[WORK TO BE COMPLETED]: Reproduce the lines below word for word, beginning with the first line and continuing through the line containing "peak-label-text: 13.77 — [871, 715, 901, 729]", with that line included.

[MATERIAL PROVIDED]:
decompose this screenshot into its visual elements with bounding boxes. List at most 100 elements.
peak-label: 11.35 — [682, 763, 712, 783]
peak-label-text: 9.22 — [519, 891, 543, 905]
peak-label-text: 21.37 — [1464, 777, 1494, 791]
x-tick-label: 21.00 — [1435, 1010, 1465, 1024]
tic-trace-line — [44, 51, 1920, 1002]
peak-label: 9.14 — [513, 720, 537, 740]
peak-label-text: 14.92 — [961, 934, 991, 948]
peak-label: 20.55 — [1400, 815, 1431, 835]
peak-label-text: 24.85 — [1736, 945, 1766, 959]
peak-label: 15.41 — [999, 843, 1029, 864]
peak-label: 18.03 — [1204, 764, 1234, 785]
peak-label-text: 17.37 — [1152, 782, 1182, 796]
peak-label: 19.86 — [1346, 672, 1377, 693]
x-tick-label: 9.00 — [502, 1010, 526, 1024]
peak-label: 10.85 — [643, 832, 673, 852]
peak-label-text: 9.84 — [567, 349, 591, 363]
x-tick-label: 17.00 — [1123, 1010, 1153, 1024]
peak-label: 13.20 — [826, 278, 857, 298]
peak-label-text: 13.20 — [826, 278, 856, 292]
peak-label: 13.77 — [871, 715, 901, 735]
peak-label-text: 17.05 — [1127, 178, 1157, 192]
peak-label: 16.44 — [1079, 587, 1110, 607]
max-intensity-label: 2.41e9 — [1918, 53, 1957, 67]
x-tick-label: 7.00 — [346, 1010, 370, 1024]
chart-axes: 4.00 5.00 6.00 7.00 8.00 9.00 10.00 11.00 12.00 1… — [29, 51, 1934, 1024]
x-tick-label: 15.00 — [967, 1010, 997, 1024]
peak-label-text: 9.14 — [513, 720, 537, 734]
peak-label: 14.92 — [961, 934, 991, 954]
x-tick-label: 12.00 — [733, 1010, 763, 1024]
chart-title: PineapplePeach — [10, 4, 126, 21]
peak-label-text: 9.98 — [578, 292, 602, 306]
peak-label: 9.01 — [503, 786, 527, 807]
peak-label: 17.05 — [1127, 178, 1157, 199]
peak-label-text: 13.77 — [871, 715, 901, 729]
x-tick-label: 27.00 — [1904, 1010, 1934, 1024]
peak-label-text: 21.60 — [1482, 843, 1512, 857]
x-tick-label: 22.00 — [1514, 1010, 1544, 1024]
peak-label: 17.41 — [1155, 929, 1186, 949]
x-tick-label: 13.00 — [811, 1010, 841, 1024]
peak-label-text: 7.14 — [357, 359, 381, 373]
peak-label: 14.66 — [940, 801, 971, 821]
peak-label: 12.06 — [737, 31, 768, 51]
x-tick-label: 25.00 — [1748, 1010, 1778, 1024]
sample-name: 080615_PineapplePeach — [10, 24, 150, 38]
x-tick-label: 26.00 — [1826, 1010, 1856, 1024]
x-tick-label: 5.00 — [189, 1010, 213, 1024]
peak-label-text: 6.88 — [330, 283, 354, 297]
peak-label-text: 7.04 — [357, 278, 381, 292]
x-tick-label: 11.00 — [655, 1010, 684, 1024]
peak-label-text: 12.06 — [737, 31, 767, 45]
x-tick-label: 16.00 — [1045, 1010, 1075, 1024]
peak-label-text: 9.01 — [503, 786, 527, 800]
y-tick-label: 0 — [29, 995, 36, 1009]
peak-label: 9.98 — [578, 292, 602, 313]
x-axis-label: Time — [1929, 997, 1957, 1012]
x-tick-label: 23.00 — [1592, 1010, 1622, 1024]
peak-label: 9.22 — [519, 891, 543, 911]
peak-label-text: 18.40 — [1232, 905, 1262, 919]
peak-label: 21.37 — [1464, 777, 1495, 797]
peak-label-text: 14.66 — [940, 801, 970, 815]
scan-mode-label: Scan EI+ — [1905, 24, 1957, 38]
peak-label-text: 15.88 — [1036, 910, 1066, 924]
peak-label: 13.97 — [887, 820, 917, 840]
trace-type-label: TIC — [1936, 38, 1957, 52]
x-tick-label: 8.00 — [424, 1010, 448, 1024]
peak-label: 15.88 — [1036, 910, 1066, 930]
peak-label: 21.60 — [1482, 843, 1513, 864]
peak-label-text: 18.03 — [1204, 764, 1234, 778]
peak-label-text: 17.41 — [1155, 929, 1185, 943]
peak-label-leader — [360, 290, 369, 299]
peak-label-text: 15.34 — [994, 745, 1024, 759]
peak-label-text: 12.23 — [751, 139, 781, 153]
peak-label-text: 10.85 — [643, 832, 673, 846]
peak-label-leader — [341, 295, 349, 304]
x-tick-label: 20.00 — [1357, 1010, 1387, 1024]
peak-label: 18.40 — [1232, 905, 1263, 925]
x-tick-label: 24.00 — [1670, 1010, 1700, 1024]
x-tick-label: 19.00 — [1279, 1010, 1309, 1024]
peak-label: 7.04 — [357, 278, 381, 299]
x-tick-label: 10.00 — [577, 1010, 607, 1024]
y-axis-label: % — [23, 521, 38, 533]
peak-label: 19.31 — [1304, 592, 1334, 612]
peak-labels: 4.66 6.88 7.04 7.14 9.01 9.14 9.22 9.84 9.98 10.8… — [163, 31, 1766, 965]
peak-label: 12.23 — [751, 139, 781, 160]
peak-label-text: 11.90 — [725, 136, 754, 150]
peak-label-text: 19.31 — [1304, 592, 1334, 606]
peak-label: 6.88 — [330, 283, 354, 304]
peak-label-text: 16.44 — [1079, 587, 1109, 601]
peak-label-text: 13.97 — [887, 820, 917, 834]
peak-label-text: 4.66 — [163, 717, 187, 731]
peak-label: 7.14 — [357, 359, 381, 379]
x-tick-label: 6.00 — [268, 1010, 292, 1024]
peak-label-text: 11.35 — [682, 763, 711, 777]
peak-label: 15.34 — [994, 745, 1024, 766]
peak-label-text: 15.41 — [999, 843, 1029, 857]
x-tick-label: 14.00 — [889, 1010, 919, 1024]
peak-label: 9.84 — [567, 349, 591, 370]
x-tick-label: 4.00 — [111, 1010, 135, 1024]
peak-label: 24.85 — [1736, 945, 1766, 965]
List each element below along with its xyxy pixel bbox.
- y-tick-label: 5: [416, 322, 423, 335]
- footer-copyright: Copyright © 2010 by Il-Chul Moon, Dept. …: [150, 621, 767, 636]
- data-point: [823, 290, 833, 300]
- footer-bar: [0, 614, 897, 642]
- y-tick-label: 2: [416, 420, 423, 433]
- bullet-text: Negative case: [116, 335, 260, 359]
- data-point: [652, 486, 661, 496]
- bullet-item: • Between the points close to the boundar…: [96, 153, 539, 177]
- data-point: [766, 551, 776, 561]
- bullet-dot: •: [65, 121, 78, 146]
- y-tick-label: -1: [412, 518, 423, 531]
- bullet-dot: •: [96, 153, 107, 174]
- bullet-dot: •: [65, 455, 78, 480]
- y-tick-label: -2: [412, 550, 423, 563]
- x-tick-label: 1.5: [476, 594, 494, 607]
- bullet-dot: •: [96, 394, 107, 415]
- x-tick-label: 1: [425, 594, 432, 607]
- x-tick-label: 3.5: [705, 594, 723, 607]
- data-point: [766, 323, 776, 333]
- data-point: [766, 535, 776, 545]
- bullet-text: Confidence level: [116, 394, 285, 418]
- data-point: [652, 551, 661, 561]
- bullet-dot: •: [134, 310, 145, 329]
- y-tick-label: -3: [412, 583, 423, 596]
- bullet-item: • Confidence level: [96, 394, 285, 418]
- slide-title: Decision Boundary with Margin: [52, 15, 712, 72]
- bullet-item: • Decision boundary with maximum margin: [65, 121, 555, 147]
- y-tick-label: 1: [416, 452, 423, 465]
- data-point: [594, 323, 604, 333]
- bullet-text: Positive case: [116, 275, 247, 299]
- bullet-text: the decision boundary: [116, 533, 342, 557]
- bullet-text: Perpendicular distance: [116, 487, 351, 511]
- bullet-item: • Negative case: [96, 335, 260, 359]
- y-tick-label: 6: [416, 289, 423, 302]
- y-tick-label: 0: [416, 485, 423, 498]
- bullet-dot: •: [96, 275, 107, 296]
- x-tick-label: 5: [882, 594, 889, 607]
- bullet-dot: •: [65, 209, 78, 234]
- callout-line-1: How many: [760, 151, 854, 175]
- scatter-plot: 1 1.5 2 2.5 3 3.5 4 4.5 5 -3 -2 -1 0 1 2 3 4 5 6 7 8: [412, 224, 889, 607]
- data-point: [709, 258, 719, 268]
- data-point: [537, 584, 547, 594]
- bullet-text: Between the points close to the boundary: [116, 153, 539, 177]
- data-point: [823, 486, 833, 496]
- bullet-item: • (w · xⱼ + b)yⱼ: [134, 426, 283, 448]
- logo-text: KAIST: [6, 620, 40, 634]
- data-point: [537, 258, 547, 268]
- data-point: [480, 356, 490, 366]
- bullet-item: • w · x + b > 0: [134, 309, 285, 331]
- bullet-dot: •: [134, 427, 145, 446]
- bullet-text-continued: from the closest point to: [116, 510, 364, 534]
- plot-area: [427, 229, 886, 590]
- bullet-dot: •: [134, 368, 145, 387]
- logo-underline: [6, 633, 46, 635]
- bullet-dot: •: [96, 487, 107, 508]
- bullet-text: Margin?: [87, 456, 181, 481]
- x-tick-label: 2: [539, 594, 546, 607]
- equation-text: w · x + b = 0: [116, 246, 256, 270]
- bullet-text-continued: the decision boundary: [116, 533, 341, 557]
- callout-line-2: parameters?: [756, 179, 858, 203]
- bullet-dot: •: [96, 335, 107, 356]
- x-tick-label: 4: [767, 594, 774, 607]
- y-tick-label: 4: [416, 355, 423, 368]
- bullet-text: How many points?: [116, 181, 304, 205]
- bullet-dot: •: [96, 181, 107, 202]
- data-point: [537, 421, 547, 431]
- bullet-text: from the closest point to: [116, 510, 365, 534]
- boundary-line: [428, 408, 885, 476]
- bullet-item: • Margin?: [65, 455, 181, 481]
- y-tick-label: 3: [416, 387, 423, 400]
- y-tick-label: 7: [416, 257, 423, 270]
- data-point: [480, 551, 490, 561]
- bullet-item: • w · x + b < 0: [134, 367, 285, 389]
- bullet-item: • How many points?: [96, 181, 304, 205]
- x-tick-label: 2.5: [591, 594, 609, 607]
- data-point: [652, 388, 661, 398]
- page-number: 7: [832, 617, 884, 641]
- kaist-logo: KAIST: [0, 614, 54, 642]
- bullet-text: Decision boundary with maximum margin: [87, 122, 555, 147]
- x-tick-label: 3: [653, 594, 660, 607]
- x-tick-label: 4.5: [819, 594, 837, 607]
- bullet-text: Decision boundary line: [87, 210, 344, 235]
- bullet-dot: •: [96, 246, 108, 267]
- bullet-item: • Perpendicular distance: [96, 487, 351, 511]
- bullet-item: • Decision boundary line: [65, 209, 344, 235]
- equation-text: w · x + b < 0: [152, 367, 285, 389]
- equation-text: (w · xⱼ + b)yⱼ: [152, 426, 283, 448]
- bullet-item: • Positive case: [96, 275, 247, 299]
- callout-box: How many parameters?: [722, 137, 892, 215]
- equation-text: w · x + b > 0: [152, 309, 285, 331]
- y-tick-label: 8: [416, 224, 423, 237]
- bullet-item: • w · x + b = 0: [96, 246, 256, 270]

[EXERCISE OUTPUT]:
decompose this screenshot into its visual elements with bounding boxes. List at most 100 elements.
peak-label: 11.35 — [682, 763, 712, 783]
peak-label-text: 9.22 — [519, 891, 543, 905]
peak-label-text: 21.37 — [1464, 777, 1494, 791]
x-tick-label: 21.00 — [1435, 1010, 1465, 1024]
tic-trace-line — [44, 51, 1920, 1002]
peak-label: 9.14 — [513, 720, 537, 740]
peak-label-text: 14.92 — [961, 934, 991, 948]
peak-label: 20.55 — [1400, 815, 1431, 835]
peak-label-text: 24.85 — [1736, 945, 1766, 959]
peak-label: 15.41 — [999, 843, 1029, 864]
peak-label: 18.03 — [1204, 764, 1234, 785]
peak-label-text: 17.37 — [1152, 782, 1182, 796]
peak-label: 19.86 — [1346, 672, 1377, 693]
x-tick-label: 9.00 — [502, 1010, 526, 1024]
peak-label: 10.85 — [643, 832, 673, 852]
peak-label-text: 9.84 — [567, 349, 591, 363]
x-tick-label: 17.00 — [1123, 1010, 1153, 1024]
peak-label: 13.20 — [826, 278, 857, 298]
peak-label-text: 13.20 — [826, 278, 856, 292]
peak-label: 13.77 — [871, 715, 901, 735]
peak-label-text: 17.05 — [1127, 178, 1157, 192]
peak-label: 16.44 — [1079, 587, 1110, 607]
max-intensity-label: 2.41e9 — [1918, 53, 1957, 67]
x-tick-label: 7.00 — [346, 1010, 370, 1024]
chart-axes: 4.00 5.00 6.00 7.00 8.00 9.00 10.00 11.00 12.00 1… — [29, 51, 1934, 1024]
x-tick-label: 15.00 — [967, 1010, 997, 1024]
peak-label-text: 9.14 — [513, 720, 537, 734]
peak-label: 14.92 — [961, 934, 991, 954]
x-tick-label: 12.00 — [733, 1010, 763, 1024]
chart-title: PineapplePeach — [10, 4, 126, 21]
peak-label-text: 9.98 — [578, 292, 602, 306]
peak-label: 9.01 — [503, 786, 527, 807]
peak-label: 17.05 — [1127, 178, 1157, 199]
peak-label-text: 13.77 — [871, 715, 901, 729]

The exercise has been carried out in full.